§ DATA EXCERPTS
····················
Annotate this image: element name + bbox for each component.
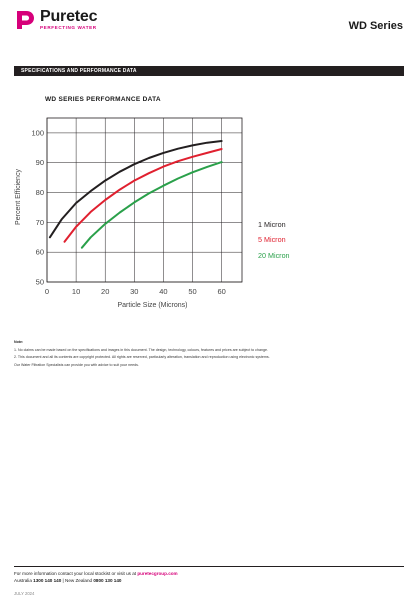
puretec-logo-icon: [17, 11, 34, 29]
footer-nz-phone: 0800 130 140: [93, 578, 122, 583]
note-item-1: 1. No claims can be made based on the sp…: [14, 347, 268, 352]
y-tick-label: 90: [36, 158, 44, 167]
series-line-2: [63, 148, 223, 243]
brand-logo: Puretec PERFECTING WATER: [14, 9, 97, 31]
legend-entry-2: 5 Micron: [258, 235, 286, 244]
section-bar: SPECIFICATIONS AND PERFORMANCE DATA: [14, 66, 404, 76]
x-tick-label: 10: [72, 287, 80, 296]
footer-contact-line: For more information contact your local …: [14, 570, 178, 577]
legend-entry-3: 20 Micron: [258, 251, 290, 260]
footer-website-link[interactable]: puretecgroup.com: [137, 571, 178, 576]
footer: For more information contact your local …: [14, 570, 178, 597]
x-tick-label: 40: [159, 287, 167, 296]
series-line-3: [80, 161, 223, 249]
note-item-2: 2. This document and all its contents ar…: [14, 355, 270, 359]
y-tick-label: 100: [31, 128, 44, 137]
footer-contact-text: For more information contact your local …: [14, 571, 138, 576]
note-item-3: Our Water Filtration Specialists can pro…: [14, 362, 139, 367]
legend-entry-1: 1 Micron: [258, 220, 286, 229]
brand-name: Puretec: [40, 8, 98, 26]
notes-heading: Note:: [14, 340, 24, 344]
x-tick-label: 60: [217, 287, 225, 296]
y-tick-label: 80: [36, 188, 44, 197]
x-tick-label: 50: [188, 287, 196, 296]
plot-frame: [46, 117, 243, 283]
series-line-1: [48, 140, 223, 239]
brand-tagline: PERFECTING WATER: [40, 25, 97, 31]
x-tick-label: 30: [130, 287, 138, 296]
footer-au-label: Australia: [14, 578, 34, 583]
notes-section: Note: 1. No claims can be made based on …: [14, 339, 404, 369]
footer-date: JULY 2024: [14, 591, 35, 596]
x-axis-label: Particle Size (Microns): [117, 302, 187, 309]
y-axis-label: Percent Efficiency: [15, 169, 22, 225]
x-tick-label: 0: [45, 287, 49, 296]
y-tick-label: 50: [36, 278, 44, 287]
footer-separator: | New Zealand: [61, 578, 94, 583]
chart-title: WD SERIES PERFORMANCE DATA: [45, 96, 161, 103]
x-tick-label: 20: [101, 287, 109, 296]
series-title: WD Series: [348, 20, 403, 32]
footer-au-phone: 1300 140 140: [33, 578, 62, 583]
y-tick-label: 60: [36, 248, 44, 257]
footer-divider: [14, 566, 404, 567]
footer-phone-line: Australia 1300 140 140 | New Zealand 080…: [14, 577, 178, 584]
y-tick-label: 70: [36, 218, 44, 227]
····················
§ WHAT TO PRODUCE
Update the items above by replacing every "New Zealand" with "NZ" and leaving all other text unchanged. Do not include the picture in your answer.

§ REPLY TO THE EXERCISE
Annotate this image: element name + bbox for each component.
puretec-logo-icon: [17, 11, 34, 29]
footer-nz-phone: 0800 130 140: [93, 578, 122, 583]
note-item-1: 1. No claims can be made based on the sp…: [14, 347, 268, 352]
y-tick-label: 90: [36, 158, 44, 167]
series-line-2: [63, 148, 223, 243]
brand-logo: Puretec PERFECTING WATER: [14, 9, 97, 31]
legend-entry-2: 5 Micron: [258, 235, 286, 244]
section-bar: SPECIFICATIONS AND PERFORMANCE DATA: [14, 66, 404, 76]
x-tick-label: 10: [72, 287, 80, 296]
footer-contact-line: For more information contact your local …: [14, 570, 178, 577]
legend-entry-3: 20 Micron: [258, 251, 290, 260]
footer-website-link[interactable]: puretecgroup.com: [137, 571, 178, 576]
footer: For more information contact your local …: [14, 570, 178, 597]
x-tick-label: 40: [159, 287, 167, 296]
series-line-3: [80, 161, 223, 249]
note-item-2: 2. This document and all its contents ar…: [14, 355, 270, 359]
y-tick-label: 100: [31, 128, 44, 137]
footer-contact-text: For more information contact your local …: [14, 571, 138, 576]
note-item-3: Our Water Filtration Specialists can pro…: [14, 362, 139, 367]
legend-entry-1: 1 Micron: [258, 220, 286, 229]
brand-name: Puretec: [40, 8, 98, 26]
notes-heading: Note:: [14, 340, 24, 344]
x-tick-label: 60: [217, 287, 225, 296]
y-tick-label: 80: [36, 188, 44, 197]
x-tick-label: 50: [188, 287, 196, 296]
plot-frame: [46, 117, 243, 283]
series-line-1: [48, 140, 223, 239]
brand-tagline: PERFECTING WATER: [40, 25, 97, 31]
x-tick-label: 30: [130, 287, 138, 296]
footer-au-label: Australia: [14, 578, 34, 583]
notes-section: Note: 1. No claims can be made based on …: [14, 339, 404, 369]
footer-date: JULY 2024: [14, 591, 35, 596]
x-axis-label: Particle Size (Microns): [117, 302, 187, 309]
y-axis-label: Percent Efficiency: [15, 169, 22, 225]
x-tick-label: 0: [45, 287, 49, 296]
y-tick-label: 50: [36, 278, 44, 287]
footer-separator: | NZ: [61, 578, 94, 583]
chart-title: WD SERIES PERFORMANCE DATA: [45, 96, 161, 103]
x-tick-label: 20: [101, 287, 109, 296]
series-title: WD Series: [348, 20, 403, 32]
footer-au-phone: 1300 140 140: [33, 578, 62, 583]
y-tick-label: 60: [36, 248, 44, 257]
footer-divider: [14, 566, 404, 567]
footer-phone-line: Australia 1300 140 140 | NZ 080…: [14, 577, 178, 584]
y-tick-label: 70: [36, 218, 44, 227]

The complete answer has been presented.